=== Given task ===
Repeat everything in the material exactly.
===
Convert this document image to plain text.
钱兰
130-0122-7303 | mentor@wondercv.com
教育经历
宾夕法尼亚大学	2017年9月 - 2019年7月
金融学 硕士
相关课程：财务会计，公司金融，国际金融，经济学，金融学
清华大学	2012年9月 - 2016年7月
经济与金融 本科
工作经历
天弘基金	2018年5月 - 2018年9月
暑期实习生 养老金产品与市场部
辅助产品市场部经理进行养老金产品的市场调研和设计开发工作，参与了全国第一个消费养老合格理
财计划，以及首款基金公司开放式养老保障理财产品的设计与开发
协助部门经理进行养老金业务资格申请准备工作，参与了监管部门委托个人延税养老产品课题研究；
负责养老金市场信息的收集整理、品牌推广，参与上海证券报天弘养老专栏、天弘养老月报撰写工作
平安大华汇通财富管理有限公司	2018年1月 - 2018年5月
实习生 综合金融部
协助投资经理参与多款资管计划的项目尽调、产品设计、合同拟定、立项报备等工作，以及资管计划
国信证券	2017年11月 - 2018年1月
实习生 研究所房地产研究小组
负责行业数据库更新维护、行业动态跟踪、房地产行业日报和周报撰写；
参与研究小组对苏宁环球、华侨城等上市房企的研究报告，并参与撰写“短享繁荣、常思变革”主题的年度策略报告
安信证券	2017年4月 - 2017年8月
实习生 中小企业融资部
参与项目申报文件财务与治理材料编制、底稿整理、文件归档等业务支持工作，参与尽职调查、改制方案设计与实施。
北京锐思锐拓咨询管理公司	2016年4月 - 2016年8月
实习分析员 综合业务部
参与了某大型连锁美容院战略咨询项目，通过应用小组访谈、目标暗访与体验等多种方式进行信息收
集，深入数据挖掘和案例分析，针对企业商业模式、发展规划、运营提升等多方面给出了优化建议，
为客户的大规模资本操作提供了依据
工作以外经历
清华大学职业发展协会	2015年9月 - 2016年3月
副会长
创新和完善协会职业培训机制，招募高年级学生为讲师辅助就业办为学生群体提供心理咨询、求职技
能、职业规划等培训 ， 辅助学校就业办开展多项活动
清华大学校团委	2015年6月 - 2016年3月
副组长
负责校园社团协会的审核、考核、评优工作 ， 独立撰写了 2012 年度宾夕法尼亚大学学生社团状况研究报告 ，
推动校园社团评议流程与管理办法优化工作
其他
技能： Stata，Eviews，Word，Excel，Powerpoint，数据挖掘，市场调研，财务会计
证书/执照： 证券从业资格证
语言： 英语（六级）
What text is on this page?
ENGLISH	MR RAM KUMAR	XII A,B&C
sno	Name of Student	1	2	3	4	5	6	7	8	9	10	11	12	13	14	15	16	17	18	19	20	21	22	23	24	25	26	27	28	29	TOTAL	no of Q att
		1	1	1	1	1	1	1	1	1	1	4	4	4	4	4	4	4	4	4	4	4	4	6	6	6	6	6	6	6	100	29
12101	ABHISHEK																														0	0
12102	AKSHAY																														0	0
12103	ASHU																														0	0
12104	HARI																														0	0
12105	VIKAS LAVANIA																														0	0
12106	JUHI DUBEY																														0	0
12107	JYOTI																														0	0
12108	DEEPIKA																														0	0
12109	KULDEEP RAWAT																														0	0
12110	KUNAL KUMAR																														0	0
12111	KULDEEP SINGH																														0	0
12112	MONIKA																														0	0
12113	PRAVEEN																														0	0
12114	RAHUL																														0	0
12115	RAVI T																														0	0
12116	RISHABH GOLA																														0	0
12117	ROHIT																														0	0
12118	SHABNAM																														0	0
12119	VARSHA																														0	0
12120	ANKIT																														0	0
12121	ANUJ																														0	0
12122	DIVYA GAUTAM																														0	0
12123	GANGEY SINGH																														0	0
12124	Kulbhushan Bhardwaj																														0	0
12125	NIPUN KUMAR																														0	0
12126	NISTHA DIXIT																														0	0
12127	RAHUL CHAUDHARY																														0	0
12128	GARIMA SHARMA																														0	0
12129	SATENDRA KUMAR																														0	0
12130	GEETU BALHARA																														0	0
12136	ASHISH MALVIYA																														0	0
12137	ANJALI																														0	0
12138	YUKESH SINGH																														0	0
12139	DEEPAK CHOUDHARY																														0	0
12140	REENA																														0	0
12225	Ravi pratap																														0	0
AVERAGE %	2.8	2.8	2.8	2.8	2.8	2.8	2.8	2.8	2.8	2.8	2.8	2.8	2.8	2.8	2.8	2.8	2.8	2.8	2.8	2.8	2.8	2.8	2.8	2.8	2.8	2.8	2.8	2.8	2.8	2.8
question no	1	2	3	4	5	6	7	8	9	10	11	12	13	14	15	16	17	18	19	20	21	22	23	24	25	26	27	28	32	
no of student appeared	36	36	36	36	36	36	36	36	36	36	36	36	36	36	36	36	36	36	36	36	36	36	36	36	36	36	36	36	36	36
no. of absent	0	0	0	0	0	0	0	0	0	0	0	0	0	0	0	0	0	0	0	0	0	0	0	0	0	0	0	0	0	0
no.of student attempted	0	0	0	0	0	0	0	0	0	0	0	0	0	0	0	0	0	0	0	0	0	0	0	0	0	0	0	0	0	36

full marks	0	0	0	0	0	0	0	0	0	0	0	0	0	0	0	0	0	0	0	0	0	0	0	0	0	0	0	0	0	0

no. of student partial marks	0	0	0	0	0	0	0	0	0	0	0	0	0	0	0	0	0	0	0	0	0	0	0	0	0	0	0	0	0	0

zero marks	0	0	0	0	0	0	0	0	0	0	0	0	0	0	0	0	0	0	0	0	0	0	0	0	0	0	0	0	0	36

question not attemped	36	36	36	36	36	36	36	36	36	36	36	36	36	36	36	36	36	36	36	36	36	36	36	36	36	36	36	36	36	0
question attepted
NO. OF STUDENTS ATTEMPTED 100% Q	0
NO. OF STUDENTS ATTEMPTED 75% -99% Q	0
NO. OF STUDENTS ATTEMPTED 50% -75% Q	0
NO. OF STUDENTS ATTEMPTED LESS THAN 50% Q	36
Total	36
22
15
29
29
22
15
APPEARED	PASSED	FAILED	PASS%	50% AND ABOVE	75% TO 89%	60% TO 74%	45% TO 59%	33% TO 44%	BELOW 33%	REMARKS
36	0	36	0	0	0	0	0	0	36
===
=== Expected answer ===
Convert this document image to plain text.
钱兰
130-0122-7303 | mentor@wondercv.com
教育经历
宾夕法尼亚大学	2017年9月 - 2019年7月
金融学 硕士
相关课程：财务会计，公司金融，国际金融，经济学，金融学
清华大学	2012年9月 - 2016年7月
经济与金融 本科
工作经历
天弘基金	2018年5月 - 2018年9月
暑期实习生 养老金产品与市场部
辅助产品市场部经理进行养老金产品的市场调研和设计开发工作，参与了全国第一个消费养老合格理
财计划，以及首款基金公司开放式养老保障理财产品的设计与开发
协助部门经理进行养老金业务资格申请准备工作，参与了监管部门委托个人延税养老产品课题研究；
负责养老金市场信息的收集整理、品牌推广，参与上海证券报天弘养老专栏、天弘养老月报撰写工作
平安大华汇通财富管理有限公司	2018年1月 - 2018年5月
实习生 综合金融部
协助投资经理参与多款资管计划的项目尽调、产品设计、合同拟定、立项报备等工作，以及资管计划
国信证券	2017年11月 - 2018年1月
实习生 研究所房地产研究小组
负责行业数据库更新维护、行业动态跟踪、房地产行业日报和周报撰写；
参与研究小组对苏宁环球、华侨城等上市房企的研究报告，并参与撰写“短享繁荣、常思变革”主题的年度策略报告
安信证券	2017年4月 - 2017年8月
实习生 中小企业融资部
参与项目申报文件财务与治理材料编制、底稿整理、文件归档等业务支持工作，参与尽职调查、改制方案设计与实施。
北京锐思锐拓咨询管理公司	2016年4月 - 2016年8月
实习分析员 综合业务部
参与了某大型连锁美容院战略咨询项目，通过应用小组访谈、目标暗访与体验等多种方式进行信息收
集，深入数据挖掘和案例分析，针对企业商业模式、发展规划、运营提升等多方面给出了优化建议，
为客户的大规模资本操作提供了依据
工作以外经历
清华大学职业发展协会	2015年9月 - 2016年3月
副会长
创新和完善协会职业培训机制，招募高年级学生为讲师辅助就业办为学生群体提供心理咨询、求职技
能、职业规划等培训 ， 辅助学校就业办开展多项活动
清华大学校团委	2015年6月 - 2016年3月
副组长
负责校园社团协会的审核、考核、评优工作 ， 独立撰写了 2012 年度宾夕法尼亚大学学生社团状况研究报告 ，
推动校园社团评议流程与管理办法优化工作
其他
技能： Stata，Eviews，Word，Excel，Powerpoint，数据挖掘，市场调研，财务会计
证书/执照： 证券从业资格证
语言： 英语（六级）
What text is on this page?
ENGLISH	MR RAM KUMAR	XII A,B&C
sno	Name of Student	1	2	3	4	5	6	7	8	9	10	11	12	13	14	15	16	17	18	19	20	21	22	23	24	25	26	27	28	29	TOTAL	no of Q att
		1	1	1	1	1	1	1	1	1	1	4	4	4	4	4	4	4	4	4	4	4	4	6	6	6	6	6	6	6	100	29
12101	ABHISHEK																														0	0
12102	AKSHAY																														0	0
12103	ASHU																														0	0
12104	HARI																														0	0
12105	VIKAS LAVANIA																														0	0
12106	JUHI DUBEY																														0	0
12107	JYOTI																														0	0
12108	DEEPIKA																														0	0
12109	KULDEEP RAWAT																														0	0
12110	KUNAL KUMAR																														0	0
12111	KULDEEP SINGH																														0	0
12112	MONIKA																														0	0
12113	PRAVEEN																														0	0
12114	RAHUL																														0	0
12115	RAVI T																														0	0
12116	RISHABH GOLA																														0	0
12117	ROHIT																														0	0
12118	SHABNAM																														0	0
12119	VARSHA																														0	0
12120	ANKIT																														0	0
12121	ANUJ																														0	0
12122	DIVYA GAUTAM																														0	0
12123	GANGEY SINGH																														0	0
12124	Kulbhushan Bhardwaj																														0	0
12125	NIPUN KUMAR																														0	0
12126	NISTHA DIXIT																														0	0
12127	RAHUL CHAUDHARY																														0	0
12128	GARIMA SHARMA																														0	0
12129	SATENDRA KUMAR																														0	0
12130	GEETU BALHARA																														0	0
12136	ASHISH MALVIYA																														0	0
12137	ANJALI																														0	0
12138	YUKESH SINGH																														0	0
12139	DEEPAK CHOUDHARY																														0	0
12140	REENA																														0	0
12225	Ravi pratap																														0	0
AVERAGE %	2.8	2.8	2.8	2.8	2.8	2.8	2.8	2.8	2.8	2.8	2.8	2.8	2.8	2.8	2.8	2.8	2.8	2.8	2.8	2.8	2.8	2.8	2.8	2.8	2.8	2.8	2.8	2.8	2.8	2.8
question no	1	2	3	4	5	6	7	8	9	10	11	12	13	14	15	16	17	18	19	20	21	22	23	24	25	26	27	28	32	
no of student appeared	36	36	36	36	36	36	36	36	36	36	36	36	36	36	36	36	36	36	36	36	36	36	36	36	36	36	36	36	36	36
no. of absent	0	0	0	0	0	0	0	0	0	0	0	0	0	0	0	0	0	0	0	0	0	0	0	0	0	0	0	0	0	0
no.of student attempted	0	0	0	0	0	0	0	0	0	0	0	0	0	0	0	0	0	0	0	0	0	0	0	0	0	0	0	0	0	36

full marks	0	0	0	0	0	0	0	0	0	0	0	0	0	0	0	0	0	0	0	0	0	0	0	0	0	0	0	0	0	0

no. of student partial marks	0	0	0	0	0	0	0	0	0	0	0	0	0	0	0	0	0	0	0	0	0	0	0	0	0	0	0	0	0	0

zero marks	0	0	0	0	0	0	0	0	0	0	0	0	0	0	0	0	0	0	0	0	0	0	0	0	0	0	0	0	0	36

question not attemped	36	36	36	36	36	36	36	36	36	36	36	36	36	36	36	36	36	36	36	36	36	36	36	36	36	36	36	36	36	0
question attepted
NO. OF STUDENTS ATTEMPTED 100% Q	0
NO. OF STUDENTS ATTEMPTED 75% -99% Q	0
NO. OF STUDENTS ATTEMPTED 50% -75% Q	0
NO. OF STUDENTS ATTEMPTED LESS THAN 50% Q	36
Total	36
22
15
29
29
22
15
APPEARED	PASSED	FAILED	PASS%	50% AND ABOVE	75% TO 89%	60% TO 74%	45% TO 59%	33% TO 44%	BELOW 33%	REMARKS
36	0	36	0	0	0	0	0	0	36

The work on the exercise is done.